Written request: Type out every line below exactly as it reads.

Source data:
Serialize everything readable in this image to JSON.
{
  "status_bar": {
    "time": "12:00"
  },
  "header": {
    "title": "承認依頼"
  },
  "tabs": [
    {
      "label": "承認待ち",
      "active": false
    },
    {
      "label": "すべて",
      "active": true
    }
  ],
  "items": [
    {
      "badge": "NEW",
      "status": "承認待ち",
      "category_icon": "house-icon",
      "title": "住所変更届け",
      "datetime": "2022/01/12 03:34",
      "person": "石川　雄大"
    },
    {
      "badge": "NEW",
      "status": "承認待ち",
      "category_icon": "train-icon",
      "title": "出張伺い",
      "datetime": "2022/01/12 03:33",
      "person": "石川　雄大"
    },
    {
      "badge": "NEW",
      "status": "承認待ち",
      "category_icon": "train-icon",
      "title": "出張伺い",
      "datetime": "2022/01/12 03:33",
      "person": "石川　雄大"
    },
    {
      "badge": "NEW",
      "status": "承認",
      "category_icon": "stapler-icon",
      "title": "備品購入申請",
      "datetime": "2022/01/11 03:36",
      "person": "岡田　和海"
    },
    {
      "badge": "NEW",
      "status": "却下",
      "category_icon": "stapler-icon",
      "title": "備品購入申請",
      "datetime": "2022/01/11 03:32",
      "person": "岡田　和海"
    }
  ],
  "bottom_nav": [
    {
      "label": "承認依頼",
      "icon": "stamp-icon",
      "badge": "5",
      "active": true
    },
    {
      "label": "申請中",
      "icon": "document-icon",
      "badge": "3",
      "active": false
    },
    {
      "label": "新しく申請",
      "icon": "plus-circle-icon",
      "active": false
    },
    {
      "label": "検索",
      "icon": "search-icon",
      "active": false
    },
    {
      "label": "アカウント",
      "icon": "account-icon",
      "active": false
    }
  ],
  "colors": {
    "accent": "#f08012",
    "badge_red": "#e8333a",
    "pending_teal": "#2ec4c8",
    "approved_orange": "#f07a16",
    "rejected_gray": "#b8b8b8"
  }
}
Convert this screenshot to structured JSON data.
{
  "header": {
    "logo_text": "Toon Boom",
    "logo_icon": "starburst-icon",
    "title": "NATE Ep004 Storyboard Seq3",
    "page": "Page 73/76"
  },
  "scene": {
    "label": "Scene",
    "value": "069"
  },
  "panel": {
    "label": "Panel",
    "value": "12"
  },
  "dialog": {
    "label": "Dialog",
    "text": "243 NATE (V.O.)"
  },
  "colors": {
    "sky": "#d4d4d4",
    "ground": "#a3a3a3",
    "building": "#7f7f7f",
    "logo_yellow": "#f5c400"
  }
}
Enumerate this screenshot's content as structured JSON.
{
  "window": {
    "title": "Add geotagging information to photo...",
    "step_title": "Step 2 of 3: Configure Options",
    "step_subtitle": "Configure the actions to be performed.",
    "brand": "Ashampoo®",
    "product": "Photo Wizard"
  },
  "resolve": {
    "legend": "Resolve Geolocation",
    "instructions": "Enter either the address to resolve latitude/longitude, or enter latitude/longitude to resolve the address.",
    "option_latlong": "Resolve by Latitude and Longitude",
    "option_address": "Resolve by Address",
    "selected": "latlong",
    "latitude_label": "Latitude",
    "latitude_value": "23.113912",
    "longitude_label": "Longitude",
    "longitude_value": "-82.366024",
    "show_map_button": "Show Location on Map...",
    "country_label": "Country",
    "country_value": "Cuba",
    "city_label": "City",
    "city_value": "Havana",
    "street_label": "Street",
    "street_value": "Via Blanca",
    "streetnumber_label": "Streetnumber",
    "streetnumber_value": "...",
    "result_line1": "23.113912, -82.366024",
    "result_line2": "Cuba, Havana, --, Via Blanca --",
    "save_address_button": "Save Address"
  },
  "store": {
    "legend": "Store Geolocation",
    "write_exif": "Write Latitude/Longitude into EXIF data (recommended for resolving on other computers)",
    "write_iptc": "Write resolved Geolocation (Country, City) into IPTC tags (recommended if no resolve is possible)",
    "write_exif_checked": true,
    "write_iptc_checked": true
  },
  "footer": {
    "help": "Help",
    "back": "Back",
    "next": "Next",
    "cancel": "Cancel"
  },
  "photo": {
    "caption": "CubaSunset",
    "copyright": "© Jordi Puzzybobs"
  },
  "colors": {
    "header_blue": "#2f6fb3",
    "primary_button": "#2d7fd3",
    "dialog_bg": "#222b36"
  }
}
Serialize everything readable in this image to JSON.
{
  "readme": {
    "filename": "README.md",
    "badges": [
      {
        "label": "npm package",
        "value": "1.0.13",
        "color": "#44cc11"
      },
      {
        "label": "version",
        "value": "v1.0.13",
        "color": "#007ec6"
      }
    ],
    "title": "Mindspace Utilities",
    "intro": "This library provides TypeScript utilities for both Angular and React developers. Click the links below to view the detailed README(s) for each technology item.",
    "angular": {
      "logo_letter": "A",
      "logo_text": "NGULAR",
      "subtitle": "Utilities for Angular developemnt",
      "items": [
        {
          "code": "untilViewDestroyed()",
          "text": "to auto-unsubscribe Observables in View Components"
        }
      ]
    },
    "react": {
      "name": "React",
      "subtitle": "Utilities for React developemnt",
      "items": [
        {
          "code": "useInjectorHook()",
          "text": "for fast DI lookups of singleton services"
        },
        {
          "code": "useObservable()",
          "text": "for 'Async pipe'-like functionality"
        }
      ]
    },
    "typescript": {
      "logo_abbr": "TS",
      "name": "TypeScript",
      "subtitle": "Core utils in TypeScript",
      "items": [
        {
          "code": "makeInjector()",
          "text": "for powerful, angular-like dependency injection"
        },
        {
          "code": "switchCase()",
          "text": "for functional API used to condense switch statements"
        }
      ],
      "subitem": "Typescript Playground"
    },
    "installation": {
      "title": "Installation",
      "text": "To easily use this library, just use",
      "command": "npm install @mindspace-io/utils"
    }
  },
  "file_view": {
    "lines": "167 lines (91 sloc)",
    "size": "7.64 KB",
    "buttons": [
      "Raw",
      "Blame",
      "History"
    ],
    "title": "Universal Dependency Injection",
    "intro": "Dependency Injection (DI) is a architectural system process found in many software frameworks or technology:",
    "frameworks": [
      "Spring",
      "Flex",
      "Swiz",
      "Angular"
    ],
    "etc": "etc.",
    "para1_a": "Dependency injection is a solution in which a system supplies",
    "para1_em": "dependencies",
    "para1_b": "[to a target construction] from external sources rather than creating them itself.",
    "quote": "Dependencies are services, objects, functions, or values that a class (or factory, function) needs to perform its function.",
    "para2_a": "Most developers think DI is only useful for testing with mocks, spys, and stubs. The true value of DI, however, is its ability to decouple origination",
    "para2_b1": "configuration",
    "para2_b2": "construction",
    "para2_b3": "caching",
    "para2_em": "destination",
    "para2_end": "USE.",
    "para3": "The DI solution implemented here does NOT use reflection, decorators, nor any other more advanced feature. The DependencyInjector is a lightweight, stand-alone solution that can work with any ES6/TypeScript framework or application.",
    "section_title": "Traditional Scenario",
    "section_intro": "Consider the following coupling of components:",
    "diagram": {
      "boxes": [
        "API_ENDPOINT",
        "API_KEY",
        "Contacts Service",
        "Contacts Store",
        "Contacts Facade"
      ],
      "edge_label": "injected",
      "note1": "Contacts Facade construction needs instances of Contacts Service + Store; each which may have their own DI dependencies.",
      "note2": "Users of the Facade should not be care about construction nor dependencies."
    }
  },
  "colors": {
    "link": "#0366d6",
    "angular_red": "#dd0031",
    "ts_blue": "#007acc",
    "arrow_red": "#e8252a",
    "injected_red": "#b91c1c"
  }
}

The result:
Serialize everything readable in this image to JSON.
{
  "status_bar": {
    "time": "12:00"
  },
  "header": {
    "title": "承認依頼"
  },
  "tabs": [
    {
      "label": "承認待ち",
      "active": false
    },
    {
      "label": "すべて",
      "active": true
    }
  ],
  "items": [
    {
      "badge": "NEW",
      "status": "承認待ち",
      "category_icon": "house-icon",
      "title": "住所変更届け",
      "datetime": "2022/01/12 03:34",
      "person": "石川　雄大"
    },
    {
      "badge": "NEW",
      "status": "承認待ち",
      "category_icon": "train-icon",
      "title": "出張伺い",
      "datetime": "2022/01/12 03:33",
      "person": "石川　雄大"
    },
    {
      "badge": "NEW",
      "status": "承認待ち",
      "category_icon": "train-icon",
      "title": "出張伺い",
      "datetime": "2022/01/12 03:33",
      "person": "石川　雄大"
    },
    {
      "badge": "NEW",
      "status": "承認",
      "category_icon": "stapler-icon",
      "title": "備品購入申請",
      "datetime": "2022/01/11 03:36",
      "person": "岡田　和海"
    },
    {
      "badge": "NEW",
      "status": "却下",
      "category_icon": "stapler-icon",
      "title": "備品購入申請",
      "datetime": "2022/01/11 03:32",
      "person": "岡田　和海"
    }
  ],
  "bottom_nav": [
    {
      "label": "承認依頼",
      "icon": "stamp-icon",
      "badge": "5",
      "active": true
    },
    {
      "label": "申請中",
      "icon": "document-icon",
      "badge": "3",
      "active": false
    },
    {
      "label": "新しく申請",
      "icon": "plus-circle-icon",
      "active": false
    },
    {
      "label": "検索",
      "icon": "search-icon",
      "active": false
    },
    {
      "label": "アカウント",
      "icon": "account-icon",
      "active": false
    }
  ],
  "colors": {
    "accent": "#f08012",
    "badge_red": "#e8333a",
    "pending_teal": "#2ec4c8",
    "approved_orange": "#f07a16",
    "rejected_gray": "#b8b8b8"
  }
}
Convert this screenshot to structured JSON data.
{
  "header": {
    "logo_text": "Toon Boom",
    "logo_icon": "starburst-icon",
    "title": "NATE Ep004 Storyboard Seq3",
    "page": "Page 73/76"
  },
  "scene": {
    "label": "Scene",
    "value": "069"
  },
  "panel": {
    "label": "Panel",
    "value": "12"
  },
  "dialog": {
    "label": "Dialog",
    "text": "243 NATE (V.O.)"
  },
  "colors": {
    "sky": "#d4d4d4",
    "ground": "#a3a3a3",
    "building": "#7f7f7f",
    "logo_yellow": "#f5c400"
  }
}
Enumerate this screenshot's content as structured JSON.
{
  "window": {
    "title": "Add geotagging information to photo...",
    "step_title": "Step 2 of 3: Configure Options",
    "step_subtitle": "Configure the actions to be performed.",
    "brand": "Ashampoo®",
    "product": "Photo Wizard"
  },
  "resolve": {
    "legend": "Resolve Geolocation",
    "instructions": "Enter either the address to resolve latitude/longitude, or enter latitude/longitude to resolve the address.",
    "option_latlong": "Resolve by Latitude and Longitude",
    "option_address": "Resolve by Address",
    "selected": "latlong",
    "latitude_label": "Latitude",
    "latitude_value": "23.113912",
    "longitude_label": "Longitude",
    "longitude_value": "-82.366024",
    "show_map_button": "Show Location on Map...",
    "country_label": "Country",
    "country_value": "Cuba",
    "city_label": "City",
    "city_value": "Havana",
    "street_label": "Street",
    "street_value": "Via Blanca",
    "streetnumber_label": "Streetnumber",
    "streetnumber_value": "...",
    "result_line1": "23.113912, -82.366024",
    "result_line2": "Cuba, Havana, --, Via Blanca --",
    "save_address_button": "Save Address"
  },
  "store": {
    "legend": "Store Geolocation",
    "write_exif": "Write Latitude/Longitude into EXIF data (recommended for resolving on other computers)",
    "write_iptc": "Write resolved Geolocation (Country, City) into IPTC tags (recommended if no resolve is possible)",
    "write_exif_checked": true,
    "write_iptc_checked": true
  },
  "footer": {
    "help": "Help",
    "back": "Back",
    "next": "Next",
    "cancel": "Cancel"
  },
  "photo": {
    "caption": "CubaSunset",
    "copyright": "© Jordi Puzzybobs"
  },
  "colors": {
    "header_blue": "#2f6fb3",
    "primary_button": "#2d7fd3",
    "dialog_bg": "#222b36"
  }
}
Serialize everything readable in this image to JSON.
{
  "readme": {
    "filename": "README.md",
    "badges": [
      {
        "label": "npm package",
        "value": "1.0.13",
        "color": "#44cc11"
      },
      {
        "label": "version",
        "value": "v1.0.13",
        "color": "#007ec6"
      }
    ],
    "title": "Mindspace Utilities",
    "intro": "This library provides TypeScript utilities for both Angular and React developers. Click the links below to view the detailed README(s) for each technology item.",
    "angular": {
      "logo_letter": "A",
      "logo_text": "NGULAR",
      "subtitle": "Utilities for Angular developemnt",
      "items": [
        {
          "code": "untilViewDestroyed()",
          "text": "to auto-unsubscribe Observables in View Components"
        }
      ]
    },
    "react": {
      "name": "React",
      "subtitle": "Utilities for React developemnt",
      "items": [
        {
          "code": "useInjectorHook()",
          "text": "for fast DI lookups of singleton services"
        },
        {
          "code": "useObservable()",
          "text": "for 'Async pipe'-like functionality"
        }
      ]
    },
    "typescript": {
      "logo_abbr": "TS",
      "name": "TypeScript",
      "subtitle": "Core utils in TypeScript",
      "items": [
        {
          "code": "makeInjector()",
          "text": "for powerful, angular-like dependency injection"
        },
        {
          "code": "switchCase()",
          "text": "for functional API used to condense switch statements"
        }
      ],
      "subitem": "Typescript Playground"
    },
    "installation": {
      "title": "Installation",
      "text": "To easily use this library, just use",
      "command": "npm install @mindspace-io/utils"
    }
  },
  "file_view": {
    "lines": "167 lines (91 sloc)",
    "size": "7.64 KB",
    "buttons": [
      "Raw",
      "Blame",
      "History"
    ],
    "title": "Universal Dependency Injection",
    "intro": "Dependency Injection (DI) is a architectural system process found in many software frameworks or technology:",
    "frameworks": [
      "Spring",
      "Flex",
      "Swiz",
      "Angular"
    ],
    "etc": "etc.",
    "para1_a": "Dependency injection is a solution in which a system supplies",
    "para1_em": "dependencies",
    "para1_b": "[to a target construction] from external sources rather than creating them itself.",
    "quote": "Dependencies are services, objects, functions, or values that a class (or factory, function) needs to perform its function.",
    "para2_a": "Most developers think DI is only useful for testing with mocks, spys, and stubs. The true value of DI, however, is its ability to decouple origination",
    "para2_b1": "configuration",
    "para2_b2": "construction",
    "para2_b3": "caching",
    "para2_em": "destination",
    "para2_end": "USE.",
    "para3": "The DI solution implemented here does NOT use reflection, decorators, nor any other more advanced feature. The DependencyInjector is a lightweight, stand-alone solution that can work with any ES6/TypeScript framework or application.",
    "section_title": "Traditional Scenario",
    "section_intro": "Consider the following coupling of components:",
    "diagram": {
      "boxes": [
        "API_ENDPOINT",
        "API_KEY",
        "Contacts Service",
        "Contacts Store",
        "Contacts Facade"
      ],
      "edge_label": "injected",
      "note1": "Contacts Facade construction needs instances of Contacts Service + Store; each which may have their own DI dependencies.",
      "note2": "Users of the Facade should not be care about construction nor dependencies."
    }
  },
  "colors": {
    "link": "#0366d6",
    "angular_red": "#dd0031",
    "ts_blue": "#007acc",
    "arrow_red": "#e8252a",
    "injected_red": "#b91c1c"
  }
}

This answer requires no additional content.